EXERCISE REQUIREMENTS: Output the material exactly, but drop every image it holds.

DATA ENTRIES:
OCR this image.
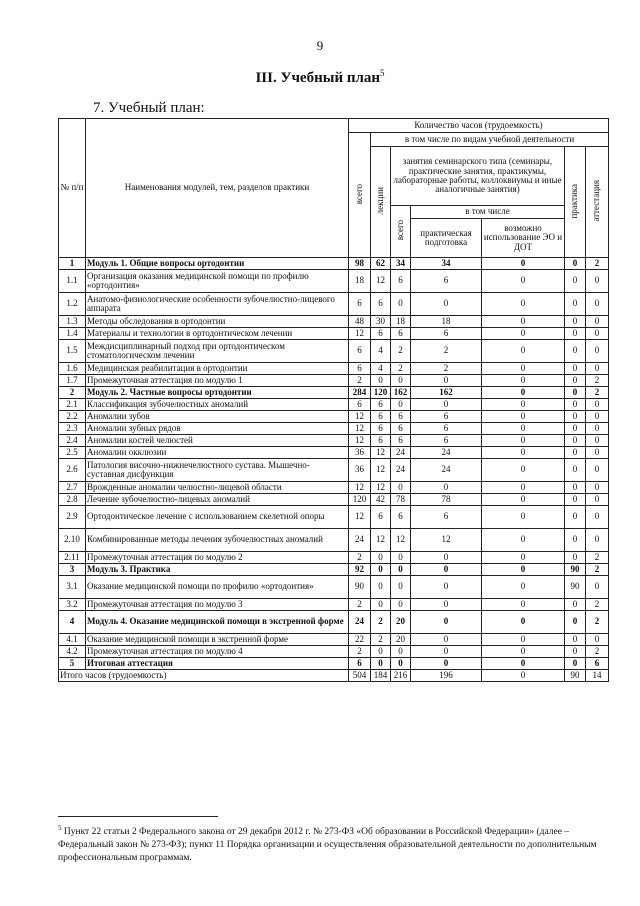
9
III. Учебный план$^5$
7. Учебный план:
№ п/п	Наименования модулей, тем, разделов практики	Количество часов (трудоемкость)						
		всего	в том числе по видам учебной деятельности					
			лекции	занятия семинарского типа (семинары, практические занятия, практикумы, лабораторные работы, коллоквиумы и иные аналогичные занятия)			практика	аттестация
				всего	в том числе			
					практическая подготовка	возможно использование ЭО и ДОТ		
1	Модуль 1. Общие вопросы ортодонтии	98	62	34	34	0	0	2
1.1	Организация оказания медицинской помощи по профилю «ортодонтия»	18	12	6	6	0	0	0
1.2	Анатомо-физиологические особенности зубочелюстно-лицевого аппарата	6	6	0	0	0	0	0
1.3	Методы обследования в ортодонтии	48	30	18	18	0	0	0
1.4	Материалы и технологии в ортодонтическом лечении	12	6	6	6	0	0	0
1.5	Междисциплинарный подход при ортодонтическом стоматологическом лечении	6	4	2	2	0	0	0
1.6	Медицинская реабилитация в ортодонтии	6	4	2	2	0	0	0
1.7	Промежуточная аттестация по модулю 1	2	0	0	0	0	0	2
2	Модуль 2. Частные вопросы ортодонтии	284	120	162	162	0	0	2
2.1	Классификация зубочелюстных аномалий	6	6	0	0	0	0	0
2.2	Аномалии зубов	12	6	6	6	0	0	0
2.3	Аномалии зубных рядов	12	6	6	6	0	0	0
2.4	Аномалии костей челюстей	12	6	6	6	0	0	0
2.5	Аномалии окклюзии	36	12	24	24	0	0	0
2.6	Патология височно-нижнечелюстного сустава. Мышечно-суставная дисфункция	36	12	24	24	0	0	0
2.7	Врожденные аномалии челюстно-лицевой области	12	12	0	0	0	0	0
2.8	Лечение зубочелюстно-лицевых аномалий	120	42	78	78	0	0	0
2.9	Ортодонтическое лечение с использованием скелетной опоры	12	6	6	6	0	0	0
2.10	Комбинированные методы лечения зубочелюстных аномалий	24	12	12	12	0	0	0
2.11	Промежуточная аттестация по модулю 2	2	0	0	0	0	0	2
3	Модуль 3. Практика	92	0	0	0	0	90	2
3.1	Оказание медицинской помощи по профилю «ортодонтия»	90	0	0	0	0	90	0
3.2	Промежуточная аттестация по модулю 3	2	0	0	0	0	0	2
4	Модуль 4. Оказание медицинской помощи в экстренной форме	24	2	20	0	0	0	2
4.1	Оказание медицинской помощи в экстренной форме	22	2	20	0	0	0	0
4.2	Промежуточная аттестация по модулю 4	2	0	0	0	0	0	2
5	Итоговая аттестация	6	0	0	0	0	0	6
Итого часов (трудоемкость)		504	184	216	196	0	90	14
$^5$ Пункт 22 статьи 2 Федерального закона от 29 декабря 2012 г. № 273-ФЗ «Об образовании в Российской Федерации» (далее – Федеральный закон № 273-ФЗ); пункт 11 Порядка организации и осуществления образовательной деятельности по дополнительным профессиональным программам.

COMPLETE ANSWER:
OCR this image.
9
III. Учебный план$^5$
7. Учебный план:
№ п/п	Наименования модулей, тем, разделов практики	Количество часов (трудоемкость)						
		всего	в том числе по видам учебной деятельности					
			лекции	занятия семинарского типа (семинары, практические занятия, практикумы, лабораторные работы, коллоквиумы и иные аналогичные занятия)			практика	аттестация
				всего	в том числе			
					практическая подготовка	возможно использование ЭО и ДОТ		
1	Модуль 1. Общие вопросы ортодонтии	98	62	34	34	0	0	2
1.1	Организация оказания медицинской помощи по профилю «ортодонтия»	18	12	6	6	0	0	0
1.2	Анатомо-физиологические особенности зубочелюстно-лицевого аппарата	6	6	0	0	0	0	0
1.3	Методы обследования в ортодонтии	48	30	18	18	0	0	0
1.4	Материалы и технологии в ортодонтическом лечении	12	6	6	6	0	0	0
1.5	Междисциплинарный подход при ортодонтическом стоматологическом лечении	6	4	2	2	0	0	0
1.6	Медицинская реабилитация в ортодонтии	6	4	2	2	0	0	0
1.7	Промежуточная аттестация по модулю 1	2	0	0	0	0	0	2
2	Модуль 2. Частные вопросы ортодонтии	284	120	162	162	0	0	2
2.1	Классификация зубочелюстных аномалий	6	6	0	0	0	0	0
2.2	Аномалии зубов	12	6	6	6	0	0	0
2.3	Аномалии зубных рядов	12	6	6	6	0	0	0
2.4	Аномалии костей челюстей	12	6	6	6	0	0	0
2.5	Аномалии окклюзии	36	12	24	24	0	0	0
2.6	Патология височно-нижнечелюстного сустава. Мышечно-суставная дисфункция	36	12	24	24	0	0	0
2.7	Врожденные аномалии челюстно-лицевой области	12	12	0	0	0	0	0
2.8	Лечение зубочелюстно-лицевых аномалий	120	42	78	78	0	0	0
2.9	Ортодонтическое лечение с использованием скелетной опоры	12	6	6	6	0	0	0
2.10	Комбинированные методы лечения зубочелюстных аномалий	24	12	12	12	0	0	0
2.11	Промежуточная аттестация по модулю 2	2	0	0	0	0	0	2
3	Модуль 3. Практика	92	0	0	0	0	90	2
3.1	Оказание медицинской помощи по профилю «ортодонтия»	90	0	0	0	0	90	0
3.2	Промежуточная аттестация по модулю 3	2	0	0	0	0	0	2
4	Модуль 4. Оказание медицинской помощи в экстренной форме	24	2	20	0	0	0	2
4.1	Оказание медицинской помощи в экстренной форме	22	2	20	0	0	0	0
4.2	Промежуточная аттестация по модулю 4	2	0	0	0	0	0	2
5	Итоговая аттестация	6	0	0	0	0	0	6
Итого часов (трудоемкость)		504	184	216	196	0	90	14
$^5$ Пункт 22 статьи 2 Федерального закона от 29 декабря 2012 г. № 273-ФЗ «Об образовании в Российской Федерации» (далее – Федеральный закон № 273-ФЗ); пункт 11 Порядка организации и осуществления образовательной деятельности по дополнительным профессиональным программам.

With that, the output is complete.